Ação necessária 1 ▸
Responda às perguntas abaixo com base no trecho sobre bruxismo infantil.
(a) Que tecnologia é hoje bem comum para detectar o bruxismo?
(b) Em relação à saúde geral, sobre que tipo de infecção convém investigar?
(c) Em um patamar mais severo, o que o bruxismo é capaz de limitar?
Ação necessária 2 ▸
Dê continuidade ao trecho sobre bruxismo infantil a partir da última frase apresentada.

++++ Trecho da fonte

Em termos de tecnologias para detectar o bruxismo, hoje em dia é bem comum o uso de escaneamento, que ajuda a verificar com maior precisão as facetas de desgaste associadas ao atrito — que são diferentes do desgaste fisiológico dos dentes de leite. Isso também pode ser observado clinicamente, associando-se à anamnese com os pacientes e os pais. Geralmente eles procuram o cirurgião-dentista com relatos do ranger de dentes dos filhos, um barulho alto que causa grande incômodo e preocupações, como a possibilidade de haver fratura dentária, por exemplo. Na anamnese, devem-se considerar queixas de dores na musculatura de masseter e do temporal, associadas ao bruxismo pela tensão muscular, pelo apertamento (mesmo sem haver desgaste de dente ou barulho do ranger). Se há suspeita de bruxismo relacionado a distúrbios do sono, é importante questionar se a criança tem sono muito agitado, apresenta sudorese, fala enquanto dorme, acorda durante a noite ou relata pesadelos. Às vezes, é necessário encaminhar o paciente para o médico especialista em distúrbio do sono, que avalia a recomendação de uma polissonografia.
Além de analisar os hábitos da criança na hora de dormir, possíveis fatores psicossociais podem ser identificados com questionamentos sobre a vida escolar e situações que desencadeiam alguma questão sentimental, como um período de maior ansiedade, a perda de algum familiar ou grandes mudanças na rotina, para entendermos melhor a complexidade emocional da criança. Em relação à saúde geral, convém investigar sobre infecções das vias aéreas superiores. Dependendo das respostas da anamnese, é recomendado encaminhar o paciente para especialistas de outras áreas, como pediatra, otorrinolaringologista, gastropediatra, psicólogo ou fisioterapeuta, para uma abordagem de ordem sistêmica
Quais são os possíveis efeitos do bruxismo no desenvolvimento da dentição?
O bruxismo leva a uma ação repetitiva e muito intensa da parte dos músculos mastigatórios. Quando não é feita uma intervenção, ele pode levar a consequências como hipertrofia dos músculos mastigatórios; desgaste do dente pela atrição; falhas em restaurações nos adolescentes; hipersensibilidade; alteração no sistema periodontal; fadiga e dor muscular; dores na ATM e até no pescoço. Já em um patamar mais severo, é capaz de limitar a movimentação da mandíbula durante a alimentação ou movimentos fisiológicos. Outro fator importante a ser relatado é o que afeta a qualidade de vida não só de quem tem bruxismo, mas de outras crianças e adolescentes que compartilham o quarto e podem acordar durante a noite em função do barulho do ranger de dentes da criança com bruxismo.

++++++++
++++ Conjunto de registros

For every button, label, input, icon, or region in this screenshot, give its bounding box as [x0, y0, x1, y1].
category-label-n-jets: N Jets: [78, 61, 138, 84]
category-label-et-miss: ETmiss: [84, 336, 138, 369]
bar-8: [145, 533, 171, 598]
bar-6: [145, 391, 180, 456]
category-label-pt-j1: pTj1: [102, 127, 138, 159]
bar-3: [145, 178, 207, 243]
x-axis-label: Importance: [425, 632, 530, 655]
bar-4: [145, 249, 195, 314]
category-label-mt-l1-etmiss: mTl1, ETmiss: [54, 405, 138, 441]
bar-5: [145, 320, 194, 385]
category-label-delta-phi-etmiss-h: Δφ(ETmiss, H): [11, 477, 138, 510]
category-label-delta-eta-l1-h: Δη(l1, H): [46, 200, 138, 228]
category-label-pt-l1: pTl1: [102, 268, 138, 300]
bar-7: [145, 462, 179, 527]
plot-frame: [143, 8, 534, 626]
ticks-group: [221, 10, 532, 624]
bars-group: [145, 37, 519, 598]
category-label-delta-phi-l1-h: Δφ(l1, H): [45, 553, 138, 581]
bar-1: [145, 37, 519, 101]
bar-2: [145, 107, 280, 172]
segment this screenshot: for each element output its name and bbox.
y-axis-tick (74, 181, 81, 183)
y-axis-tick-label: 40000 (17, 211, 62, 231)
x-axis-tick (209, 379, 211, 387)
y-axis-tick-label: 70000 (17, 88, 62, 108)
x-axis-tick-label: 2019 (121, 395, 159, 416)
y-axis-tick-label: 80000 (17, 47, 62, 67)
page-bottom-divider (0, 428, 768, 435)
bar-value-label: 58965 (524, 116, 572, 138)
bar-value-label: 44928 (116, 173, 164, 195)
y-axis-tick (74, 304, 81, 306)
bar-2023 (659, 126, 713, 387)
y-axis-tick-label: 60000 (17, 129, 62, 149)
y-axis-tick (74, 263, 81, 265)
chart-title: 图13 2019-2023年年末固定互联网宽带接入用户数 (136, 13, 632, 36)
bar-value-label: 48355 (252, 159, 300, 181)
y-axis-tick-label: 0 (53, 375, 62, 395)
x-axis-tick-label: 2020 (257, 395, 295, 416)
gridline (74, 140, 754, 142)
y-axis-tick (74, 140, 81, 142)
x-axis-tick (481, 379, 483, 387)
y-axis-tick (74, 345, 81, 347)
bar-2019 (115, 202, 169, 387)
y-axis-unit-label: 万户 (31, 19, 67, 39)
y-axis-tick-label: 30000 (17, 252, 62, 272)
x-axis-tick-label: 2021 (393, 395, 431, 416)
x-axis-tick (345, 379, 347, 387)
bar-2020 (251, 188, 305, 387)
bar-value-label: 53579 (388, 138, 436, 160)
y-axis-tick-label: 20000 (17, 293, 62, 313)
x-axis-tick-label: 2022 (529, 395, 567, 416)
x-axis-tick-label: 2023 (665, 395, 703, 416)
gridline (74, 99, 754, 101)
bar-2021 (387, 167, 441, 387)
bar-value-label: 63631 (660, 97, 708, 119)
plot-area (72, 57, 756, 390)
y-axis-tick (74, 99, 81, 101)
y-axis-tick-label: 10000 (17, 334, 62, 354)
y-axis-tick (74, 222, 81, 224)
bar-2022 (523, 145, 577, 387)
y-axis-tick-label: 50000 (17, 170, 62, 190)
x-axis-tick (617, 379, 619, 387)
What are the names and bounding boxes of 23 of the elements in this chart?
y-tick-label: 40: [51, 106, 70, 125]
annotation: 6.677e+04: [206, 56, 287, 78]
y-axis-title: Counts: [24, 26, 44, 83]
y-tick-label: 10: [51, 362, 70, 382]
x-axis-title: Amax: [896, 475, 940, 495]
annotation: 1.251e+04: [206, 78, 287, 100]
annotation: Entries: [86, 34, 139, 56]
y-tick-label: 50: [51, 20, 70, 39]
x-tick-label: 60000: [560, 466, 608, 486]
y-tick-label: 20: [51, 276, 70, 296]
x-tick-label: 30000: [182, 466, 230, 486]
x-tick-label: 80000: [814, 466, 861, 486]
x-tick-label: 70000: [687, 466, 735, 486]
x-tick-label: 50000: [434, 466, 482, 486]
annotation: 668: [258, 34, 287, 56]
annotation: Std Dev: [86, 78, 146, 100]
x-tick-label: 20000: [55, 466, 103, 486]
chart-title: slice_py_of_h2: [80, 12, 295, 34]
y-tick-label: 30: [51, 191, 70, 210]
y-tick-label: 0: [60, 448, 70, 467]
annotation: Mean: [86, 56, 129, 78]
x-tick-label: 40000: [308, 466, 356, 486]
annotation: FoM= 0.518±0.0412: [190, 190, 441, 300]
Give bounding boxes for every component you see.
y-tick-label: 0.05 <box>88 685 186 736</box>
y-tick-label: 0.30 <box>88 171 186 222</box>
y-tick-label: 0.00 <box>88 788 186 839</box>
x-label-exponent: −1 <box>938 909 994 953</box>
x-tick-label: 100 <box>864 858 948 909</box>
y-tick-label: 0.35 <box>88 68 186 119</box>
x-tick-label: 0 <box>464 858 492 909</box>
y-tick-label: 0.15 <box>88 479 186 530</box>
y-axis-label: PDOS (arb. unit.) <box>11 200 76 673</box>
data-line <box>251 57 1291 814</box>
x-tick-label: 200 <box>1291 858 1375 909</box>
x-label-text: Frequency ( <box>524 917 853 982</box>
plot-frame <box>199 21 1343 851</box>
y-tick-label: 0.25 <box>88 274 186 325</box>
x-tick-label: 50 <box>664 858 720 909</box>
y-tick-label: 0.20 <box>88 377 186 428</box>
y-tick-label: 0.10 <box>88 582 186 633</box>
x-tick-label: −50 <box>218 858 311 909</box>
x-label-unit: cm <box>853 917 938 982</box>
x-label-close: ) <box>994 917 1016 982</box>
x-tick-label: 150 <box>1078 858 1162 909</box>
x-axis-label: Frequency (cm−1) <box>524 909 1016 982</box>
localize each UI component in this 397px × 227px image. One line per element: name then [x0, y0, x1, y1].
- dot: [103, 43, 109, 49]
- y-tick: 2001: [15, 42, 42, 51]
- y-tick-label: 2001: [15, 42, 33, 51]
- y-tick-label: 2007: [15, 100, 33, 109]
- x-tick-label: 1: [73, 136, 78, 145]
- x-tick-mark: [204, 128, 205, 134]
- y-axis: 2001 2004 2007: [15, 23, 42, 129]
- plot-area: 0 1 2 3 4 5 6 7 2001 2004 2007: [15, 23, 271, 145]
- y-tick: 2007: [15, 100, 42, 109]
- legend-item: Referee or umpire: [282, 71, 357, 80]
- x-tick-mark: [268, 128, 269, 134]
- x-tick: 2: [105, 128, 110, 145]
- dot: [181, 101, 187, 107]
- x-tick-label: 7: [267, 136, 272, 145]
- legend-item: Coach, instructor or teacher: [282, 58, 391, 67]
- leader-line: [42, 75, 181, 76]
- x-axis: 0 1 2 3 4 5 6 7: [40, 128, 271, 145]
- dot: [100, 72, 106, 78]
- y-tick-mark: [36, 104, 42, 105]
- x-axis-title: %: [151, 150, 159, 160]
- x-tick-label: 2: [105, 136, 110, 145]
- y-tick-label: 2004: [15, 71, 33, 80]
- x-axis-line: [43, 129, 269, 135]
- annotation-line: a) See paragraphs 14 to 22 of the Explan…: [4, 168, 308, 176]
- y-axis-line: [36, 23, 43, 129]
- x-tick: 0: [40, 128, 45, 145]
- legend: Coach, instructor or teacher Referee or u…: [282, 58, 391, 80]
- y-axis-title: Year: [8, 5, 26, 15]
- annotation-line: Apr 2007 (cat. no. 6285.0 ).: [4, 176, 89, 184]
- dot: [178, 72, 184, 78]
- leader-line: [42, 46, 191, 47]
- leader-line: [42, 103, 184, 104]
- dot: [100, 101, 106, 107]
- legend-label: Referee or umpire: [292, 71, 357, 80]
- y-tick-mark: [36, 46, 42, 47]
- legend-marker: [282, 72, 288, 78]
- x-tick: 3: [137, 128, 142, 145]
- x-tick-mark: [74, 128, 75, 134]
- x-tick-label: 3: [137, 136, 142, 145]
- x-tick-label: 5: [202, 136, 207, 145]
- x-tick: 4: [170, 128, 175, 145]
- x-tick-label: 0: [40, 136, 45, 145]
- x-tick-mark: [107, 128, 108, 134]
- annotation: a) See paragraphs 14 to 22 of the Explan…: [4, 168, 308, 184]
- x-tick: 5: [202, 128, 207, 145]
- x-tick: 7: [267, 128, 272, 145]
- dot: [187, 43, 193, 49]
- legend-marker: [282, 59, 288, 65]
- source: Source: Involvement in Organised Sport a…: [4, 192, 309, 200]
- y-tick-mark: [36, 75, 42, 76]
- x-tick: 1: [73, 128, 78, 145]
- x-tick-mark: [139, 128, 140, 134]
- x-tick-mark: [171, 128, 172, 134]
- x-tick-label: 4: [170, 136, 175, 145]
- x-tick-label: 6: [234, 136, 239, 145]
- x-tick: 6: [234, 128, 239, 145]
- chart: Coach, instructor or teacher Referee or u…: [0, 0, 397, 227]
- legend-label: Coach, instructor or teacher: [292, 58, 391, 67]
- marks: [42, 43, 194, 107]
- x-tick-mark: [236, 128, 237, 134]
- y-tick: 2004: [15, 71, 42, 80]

++++++++

Resposta 1 ▸
(a) O escaneamento.
(b) Infecções das vias aéreas superiores.
(c) A movimentação da mandíbula durante a alimentação ou movimentos fisiológicos.

Resposta 2 ▸
O uso de placas é recomendado, assim como é para adultos?
O uso de placa em crianças é raro, apenas nos casos com desgastes significativos e por um curto período de tempo. Há a alternativa de adotar um tratamento de ortopedia funcional dos maxilares ou ortodontia, com aparelhos próprios, que ajudam a melhorar a relação maxilomandibular e, consequentemente, a respiração.
Quais são os principais desafios na intervenção infantil?
Um dos maiores desafios é quando o bruxismo não está associado ao distúrbio do sono ligado à parte orgânica da respiração, mas, sim, a questões comportamentais que afetam a rotina do sono da criança, como o uso excessivo de telas (celular, tablets e videogames) ou uma agenda muito cheia de atividades. Isso pode ser mais desafiador porque é preciso mudar a rotina e exige que a família também esteja integrada ao tratamento.
Há maneiras de prevenir o bruxismo em crianças?
A prevenção é ter uma boa saúde como um todo e excelente qualidade de sono, além da saúde emocional equilibrada. A boa higiene do sono pode ser considerada preventiva. Entre as orientações aos pais recomenda-se: pelo menos uma hora antes de a criança dormir, cortar todo tipo de telas (celulares, tablets e videogames), não ingerir chocolate ou alimentos extremamente açucarados, não fazer atividades muito ativas, manter mais baixos a iluminação e os sons da casa e, durante o dia, não deixá-las consumir muitos chás ou café, pois a cafeína também torna o sono mais agitado.